◆ Given instruction
Quote the entries that follow exactly, leaving none out.
-- START Material provided --
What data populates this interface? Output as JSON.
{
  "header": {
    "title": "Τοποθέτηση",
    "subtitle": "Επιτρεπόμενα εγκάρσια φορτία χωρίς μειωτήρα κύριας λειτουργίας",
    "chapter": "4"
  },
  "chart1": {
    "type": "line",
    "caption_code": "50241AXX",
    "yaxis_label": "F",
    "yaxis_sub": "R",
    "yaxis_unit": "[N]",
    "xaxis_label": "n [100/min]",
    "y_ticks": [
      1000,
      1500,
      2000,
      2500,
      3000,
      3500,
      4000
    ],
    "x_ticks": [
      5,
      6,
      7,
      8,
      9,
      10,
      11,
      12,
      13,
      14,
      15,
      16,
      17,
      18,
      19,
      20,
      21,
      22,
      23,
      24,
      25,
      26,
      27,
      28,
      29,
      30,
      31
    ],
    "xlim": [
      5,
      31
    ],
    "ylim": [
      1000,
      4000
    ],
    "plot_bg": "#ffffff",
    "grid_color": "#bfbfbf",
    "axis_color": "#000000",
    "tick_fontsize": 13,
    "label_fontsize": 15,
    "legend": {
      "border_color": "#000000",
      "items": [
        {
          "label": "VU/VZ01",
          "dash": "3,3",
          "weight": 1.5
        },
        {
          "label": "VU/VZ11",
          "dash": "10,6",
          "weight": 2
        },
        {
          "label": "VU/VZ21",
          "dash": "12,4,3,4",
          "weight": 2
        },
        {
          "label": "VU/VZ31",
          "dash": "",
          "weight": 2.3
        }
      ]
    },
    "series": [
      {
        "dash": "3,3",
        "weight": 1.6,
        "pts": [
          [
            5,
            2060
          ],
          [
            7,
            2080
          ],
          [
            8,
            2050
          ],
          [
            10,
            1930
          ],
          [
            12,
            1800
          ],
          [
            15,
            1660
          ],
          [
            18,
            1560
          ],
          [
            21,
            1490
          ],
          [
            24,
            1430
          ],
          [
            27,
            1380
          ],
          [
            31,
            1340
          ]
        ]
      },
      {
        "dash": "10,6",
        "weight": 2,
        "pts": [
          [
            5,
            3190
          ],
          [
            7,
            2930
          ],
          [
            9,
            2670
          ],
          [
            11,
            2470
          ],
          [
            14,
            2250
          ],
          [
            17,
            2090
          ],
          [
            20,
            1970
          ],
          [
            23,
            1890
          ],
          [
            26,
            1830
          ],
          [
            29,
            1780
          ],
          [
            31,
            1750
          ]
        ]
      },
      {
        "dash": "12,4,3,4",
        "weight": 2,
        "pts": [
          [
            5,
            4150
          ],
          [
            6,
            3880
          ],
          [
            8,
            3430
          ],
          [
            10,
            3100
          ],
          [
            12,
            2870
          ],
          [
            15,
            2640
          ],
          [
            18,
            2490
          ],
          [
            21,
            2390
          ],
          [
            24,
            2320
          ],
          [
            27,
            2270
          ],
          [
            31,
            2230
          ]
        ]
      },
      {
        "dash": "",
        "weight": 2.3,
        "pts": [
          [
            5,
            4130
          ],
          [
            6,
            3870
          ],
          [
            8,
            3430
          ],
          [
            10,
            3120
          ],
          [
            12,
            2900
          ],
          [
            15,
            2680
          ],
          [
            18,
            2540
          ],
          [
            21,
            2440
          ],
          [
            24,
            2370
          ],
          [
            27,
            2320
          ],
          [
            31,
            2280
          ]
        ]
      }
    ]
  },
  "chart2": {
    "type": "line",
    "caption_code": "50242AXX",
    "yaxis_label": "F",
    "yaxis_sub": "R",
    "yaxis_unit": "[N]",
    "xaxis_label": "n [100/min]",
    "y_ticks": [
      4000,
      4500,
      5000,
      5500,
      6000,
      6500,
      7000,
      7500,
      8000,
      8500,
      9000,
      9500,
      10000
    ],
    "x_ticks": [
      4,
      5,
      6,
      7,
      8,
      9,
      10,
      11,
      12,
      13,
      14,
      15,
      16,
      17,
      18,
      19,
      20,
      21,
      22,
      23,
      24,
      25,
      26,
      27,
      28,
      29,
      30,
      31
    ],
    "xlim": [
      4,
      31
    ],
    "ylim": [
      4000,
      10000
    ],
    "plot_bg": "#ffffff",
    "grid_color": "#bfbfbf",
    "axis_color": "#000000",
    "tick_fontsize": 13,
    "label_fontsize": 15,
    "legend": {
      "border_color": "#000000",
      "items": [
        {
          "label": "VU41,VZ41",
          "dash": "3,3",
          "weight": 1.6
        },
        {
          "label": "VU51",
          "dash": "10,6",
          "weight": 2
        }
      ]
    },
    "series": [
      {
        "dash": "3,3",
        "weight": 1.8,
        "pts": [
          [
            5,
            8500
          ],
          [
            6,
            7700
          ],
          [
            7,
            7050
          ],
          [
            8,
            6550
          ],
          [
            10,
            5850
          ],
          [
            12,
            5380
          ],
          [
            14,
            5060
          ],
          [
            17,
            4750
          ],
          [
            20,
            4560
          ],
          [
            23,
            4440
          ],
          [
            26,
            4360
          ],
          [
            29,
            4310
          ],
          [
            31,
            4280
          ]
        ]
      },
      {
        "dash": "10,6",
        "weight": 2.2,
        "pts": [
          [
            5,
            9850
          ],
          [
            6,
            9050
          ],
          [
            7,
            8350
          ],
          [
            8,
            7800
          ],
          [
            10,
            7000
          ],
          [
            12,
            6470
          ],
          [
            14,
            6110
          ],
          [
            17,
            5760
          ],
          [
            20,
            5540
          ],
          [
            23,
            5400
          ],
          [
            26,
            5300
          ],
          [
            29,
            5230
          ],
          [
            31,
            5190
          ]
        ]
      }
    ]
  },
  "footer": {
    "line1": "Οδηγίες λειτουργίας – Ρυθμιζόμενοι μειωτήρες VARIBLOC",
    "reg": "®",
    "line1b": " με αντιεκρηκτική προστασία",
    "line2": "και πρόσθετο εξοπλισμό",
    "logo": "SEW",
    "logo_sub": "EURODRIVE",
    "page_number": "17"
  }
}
-- END Material provided --
◆ Answer to the task
What data populates this interface? Output as JSON.
{
  "header": {
    "title": "Τοποθέτηση",
    "subtitle": "Επιτρεπόμενα εγκάρσια φορτία χωρίς μειωτήρα κύριας λειτουργίας",
    "chapter": "4"
  },
  "chart1": {
    "type": "line",
    "caption_code": "50241AXX",
    "yaxis_label": "F",
    "yaxis_sub": "R",
    "yaxis_unit": "[N]",
    "xaxis_label": "n [100/min]",
    "y_ticks": [
      1000,
      1500,
      2000,
      2500,
      3000,
      3500,
      4000
    ],
    "x_ticks": [
      5,
      6,
      7,
      8,
      9,
      10,
      11,
      12,
      13,
      14,
      15,
      16,
      17,
      18,
      19,
      20,
      21,
      22,
      23,
      24,
      25,
      26,
      27,
      28,
      29,
      30,
      31
    ],
    "xlim": [
      5,
      31
    ],
    "ylim": [
      1000,
      4000
    ],
    "plot_bg": "#ffffff",
    "grid_color": "#bfbfbf",
    "axis_color": "#000000",
    "tick_fontsize": 13,
    "label_fontsize": 15,
    "legend": {
      "border_color": "#000000",
      "items": [
        {
          "label": "VU/VZ01",
          "dash": "3,3",
          "weight": 1.5
        },
        {
          "label": "VU/VZ11",
          "dash": "10,6",
          "weight": 2
        },
        {
          "label": "VU/VZ21",
          "dash": "12,4,3,4",
          "weight": 2
        },
        {
          "label": "VU/VZ31",
          "dash": "",
          "weight": 2.3
        }
      ]
    },
    "series": [
      {
        "dash": "3,3",
        "weight": 1.6,
        "pts": [
          [
            5,
            2060
          ],
          [
            7,
            2080
          ],
          [
            8,
            2050
          ],
          [
            10,
            1930
          ],
          [
            12,
            1800
          ],
          [
            15,
            1660
          ],
          [
            18,
            1560
          ],
          [
            21,
            1490
          ],
          [
            24,
            1430
          ],
          [
            27,
            1380
          ],
          [
            31,
            1340
          ]
        ]
      },
      {
        "dash": "10,6",
        "weight": 2,
        "pts": [
          [
            5,
            3190
          ],
          [
            7,
            2930
          ],
          [
            9,
            2670
          ],
          [
            11,
            2470
          ],
          [
            14,
            2250
          ],
          [
            17,
            2090
          ],
          [
            20,
            1970
          ],
          [
            23,
            1890
          ],
          [
            26,
            1830
          ],
          [
            29,
            1780
          ],
          [
            31,
            1750
          ]
        ]
      },
      {
        "dash": "12,4,3,4",
        "weight": 2,
        "pts": [
          [
            5,
            4150
          ],
          [
            6,
            3880
          ],
          [
            8,
            3430
          ],
          [
            10,
            3100
          ],
          [
            12,
            2870
          ],
          [
            15,
            2640
          ],
          [
            18,
            2490
          ],
          [
            21,
            2390
          ],
          [
            24,
            2320
          ],
          [
            27,
            2270
          ],
          [
            31,
            2230
          ]
        ]
      },
      {
        "dash": "",
        "weight": 2.3,
        "pts": [
          [
            5,
            4130
          ],
          [
            6,
            3870
          ],
          [
            8,
            3430
          ],
          [
            10,
            3120
          ],
          [
            12,
            2900
          ],
          [
            15,
            2680
          ],
          [
            18,
            2540
          ],
          [
            21,
            2440
          ],
          [
            24,
            2370
          ],
          [
            27,
            2320
          ],
          [
            31,
            2280
          ]
        ]
      }
    ]
  },
  "chart2": {
    "type": "line",
    "caption_code": "50242AXX",
    "yaxis_label": "F",
    "yaxis_sub": "R",
    "yaxis_unit": "[N]",
    "xaxis_label": "n [100/min]",
    "y_ticks": [
      4000,
      4500,
      5000,
      5500,
      6000,
      6500,
      7000,
      7500,
      8000,
      8500,
      9000,
      9500,
      10000
    ],
    "x_ticks": [
      4,
      5,
      6,
      7,
      8,
      9,
      10,
      11,
      12,
      13,
      14,
      15,
      16,
      17,
      18,
      19,
      20,
      21,
      22,
      23,
      24,
      25,
      26,
      27,
      28,
      29,
      30,
      31
    ],
    "xlim": [
      4,
      31
    ],
    "ylim": [
      4000,
      10000
    ],
    "plot_bg": "#ffffff",
    "grid_color": "#bfbfbf",
    "axis_color": "#000000",
    "tick_fontsize": 13,
    "label_fontsize": 15,
    "legend": {
      "border_color": "#000000",
      "items": [
        {
          "label": "VU41,VZ41",
          "dash": "3,3",
          "weight": 1.6
        },
        {
          "label": "VU51",
          "dash": "10,6",
          "weight": 2
        }
      ]
    },
    "series": [
      {
        "dash": "3,3",
        "weight": 1.8,
        "pts": [
          [
            5,
            8500
          ],
          [
            6,
            7700
          ],
          [
            7,
            7050
          ],
          [
            8,
            6550
          ],
          [
            10,
            5850
          ],
          [
            12,
            5380
          ],
          [
            14,
            5060
          ],
          [
            17,
            4750
          ],
          [
            20,
            4560
          ],
          [
            23,
            4440
          ],
          [
            26,
            4360
          ],
          [
            29,
            4310
          ],
          [
            31,
            4280
          ]
        ]
      },
      {
        "dash": "10,6",
        "weight": 2.2,
        "pts": [
          [
            5,
            9850
          ],
          [
            6,
            9050
          ],
          [
            7,
            8350
          ],
          [
            8,
            7800
          ],
          [
            10,
            7000
          ],
          [
            12,
            6470
          ],
          [
            14,
            6110
          ],
          [
            17,
            5760
          ],
          [
            20,
            5540
          ],
          [
            23,
            5400
          ],
          [
            26,
            5300
          ],
          [
            29,
            5230
          ],
          [
            31,
            5190
          ]
        ]
      }
    ]
  },
  "footer": {
    "line1": "Οδηγίες λειτουργίας – Ρυθμιζόμενοι μειωτήρες VARIBLOC",
    "reg": "®",
    "line1b": " με αντιεκρηκτική προστασία",
    "line2": "και πρόσθετο εξοπλισμό",
    "logo": "SEW",
    "logo_sub": "EURODRIVE",
    "page_number": "17"
  }
}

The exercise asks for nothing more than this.